§ Information shown:
= = = =
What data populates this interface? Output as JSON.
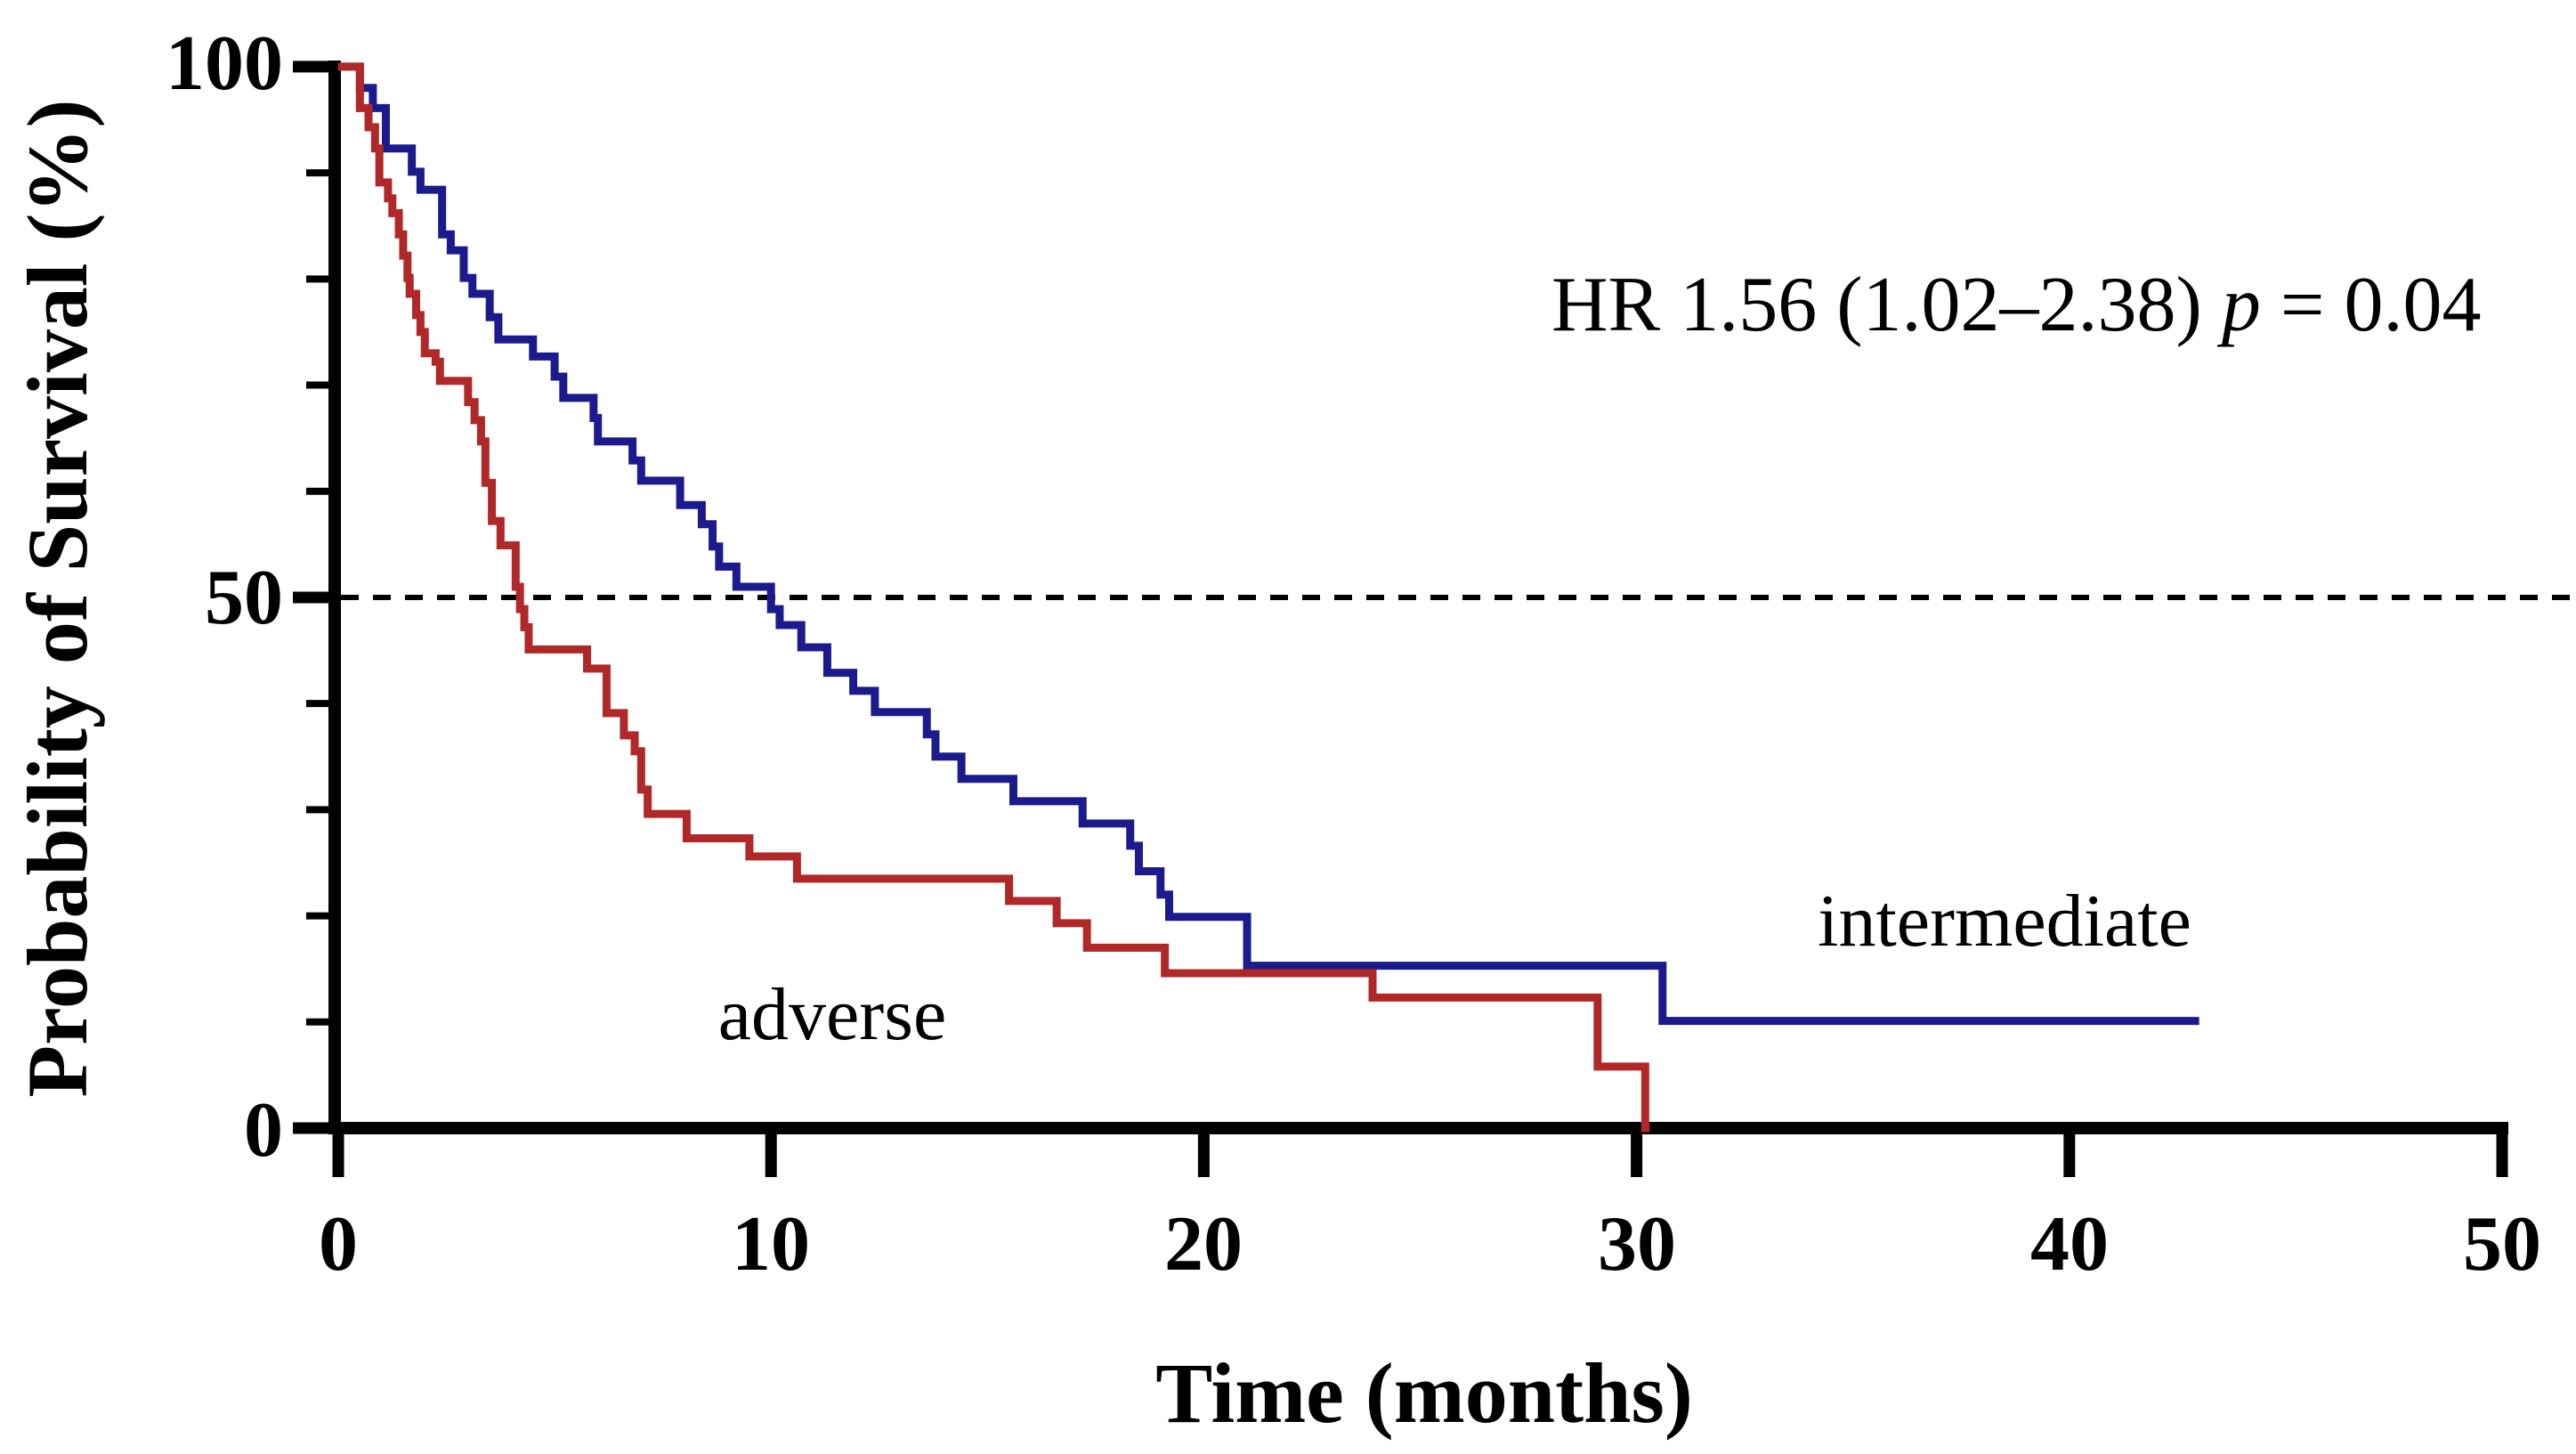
{
  "figure": {
    "background_color": "#ffffff",
    "axis_color": "#000000",
    "annotation": {
      "prefix": "HR 1.56 (1.02–2.38) ",
      "p_symbol": "p",
      "suffix": " = 0.04",
      "full_text": "HR 1.56 (1.02–2.38) p = 0.04"
    }
  },
  "axes": {
    "x_label": "Time (months)",
    "y_label": "Probability of Survival (%)",
    "x_tick_labels": [
      "0",
      "10",
      "20",
      "30",
      "40",
      "50"
    ],
    "y_tick_labels": [
      "100",
      "50",
      "0"
    ]
  },
  "chart_data": {
    "type": "line",
    "subtype": "kaplan-meier-step",
    "title": "",
    "xlabel": "Time (months)",
    "ylabel": "Probability of Survival (%)",
    "xlim": [
      0,
      50
    ],
    "ylim": [
      0,
      100
    ],
    "grid": false,
    "x_ticks": [
      0,
      10,
      20,
      30,
      40,
      50
    ],
    "y_major_ticks": [
      100,
      50,
      0
    ],
    "y_minor_ticks": [
      90,
      80,
      70,
      60,
      40,
      30,
      20,
      10
    ],
    "reference_line": {
      "y": 50,
      "style": "dashed",
      "color": "#000000"
    },
    "annotation": "HR 1.56 (1.02–2.38) p = 0.04",
    "legend_position": "labels-on-chart",
    "series": [
      {
        "name": "intermediate",
        "color": "#1b1b8e",
        "end_time": 43.0,
        "points": [
          [
            0,
            100
          ],
          [
            0.5,
            98.0
          ],
          [
            0.8,
            96.1
          ],
          [
            1.1,
            92.3
          ],
          [
            1.7,
            90.1
          ],
          [
            1.9,
            88.4
          ],
          [
            2.4,
            84.2
          ],
          [
            2.6,
            82.7
          ],
          [
            2.9,
            80.1
          ],
          [
            3.1,
            78.6
          ],
          [
            3.5,
            76.4
          ],
          [
            3.7,
            74.3
          ],
          [
            4.5,
            72.7
          ],
          [
            5.0,
            70.8
          ],
          [
            5.2,
            68.8
          ],
          [
            5.9,
            66.9
          ],
          [
            6.0,
            64.7
          ],
          [
            6.8,
            62.9
          ],
          [
            7.0,
            61.0
          ],
          [
            7.9,
            58.7
          ],
          [
            8.4,
            56.9
          ],
          [
            8.65,
            54.8
          ],
          [
            8.8,
            52.9
          ],
          [
            9.2,
            51.0
          ],
          [
            10.0,
            48.9
          ],
          [
            10.2,
            47.4
          ],
          [
            10.7,
            45.3
          ],
          [
            11.3,
            42.9
          ],
          [
            11.9,
            41.2
          ],
          [
            12.4,
            39.2
          ],
          [
            13.6,
            37.1
          ],
          [
            13.8,
            35.0
          ],
          [
            14.4,
            32.9
          ],
          [
            15.6,
            30.8
          ],
          [
            17.2,
            28.7
          ],
          [
            18.3,
            26.6
          ],
          [
            18.5,
            24.2
          ],
          [
            19.0,
            22.0
          ],
          [
            19.2,
            19.9
          ],
          [
            21.0,
            15.3
          ],
          [
            30.6,
            10.1
          ]
        ]
      },
      {
        "name": "adverse",
        "color": "#b02828",
        "end_time": 30.3,
        "points": [
          [
            0,
            100
          ],
          [
            0.5,
            96.1
          ],
          [
            0.7,
            94.3
          ],
          [
            0.85,
            92.3
          ],
          [
            0.95,
            89.1
          ],
          [
            1.15,
            87.6
          ],
          [
            1.25,
            86.2
          ],
          [
            1.4,
            84.2
          ],
          [
            1.5,
            82.2
          ],
          [
            1.6,
            80.1
          ],
          [
            1.65,
            78.6
          ],
          [
            1.8,
            76.6
          ],
          [
            1.9,
            75.0
          ],
          [
            2.0,
            73.0
          ],
          [
            2.25,
            72.2
          ],
          [
            2.35,
            70.4
          ],
          [
            3.0,
            68.4
          ],
          [
            3.15,
            66.7
          ],
          [
            3.3,
            64.7
          ],
          [
            3.4,
            60.8
          ],
          [
            3.55,
            57.2
          ],
          [
            3.75,
            54.9
          ],
          [
            4.1,
            51.0
          ],
          [
            4.2,
            48.9
          ],
          [
            4.3,
            47.2
          ],
          [
            4.4,
            45.1
          ],
          [
            5.75,
            43.3
          ],
          [
            6.2,
            39.1
          ],
          [
            6.6,
            37.0
          ],
          [
            6.85,
            35.5
          ],
          [
            7.0,
            31.9
          ],
          [
            7.15,
            29.6
          ],
          [
            8.05,
            27.3
          ],
          [
            9.5,
            25.6
          ],
          [
            10.6,
            23.5
          ],
          [
            15.5,
            21.4
          ],
          [
            16.6,
            19.3
          ],
          [
            17.3,
            17.0
          ],
          [
            19.1,
            14.6
          ],
          [
            23.9,
            12.3
          ],
          [
            29.1,
            5.8
          ],
          [
            30.2,
            0
          ]
        ]
      }
    ]
  }
}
= = = =
Respond with the number of lines containing "Survival" and no additional words.

§ Solution to this problem:
2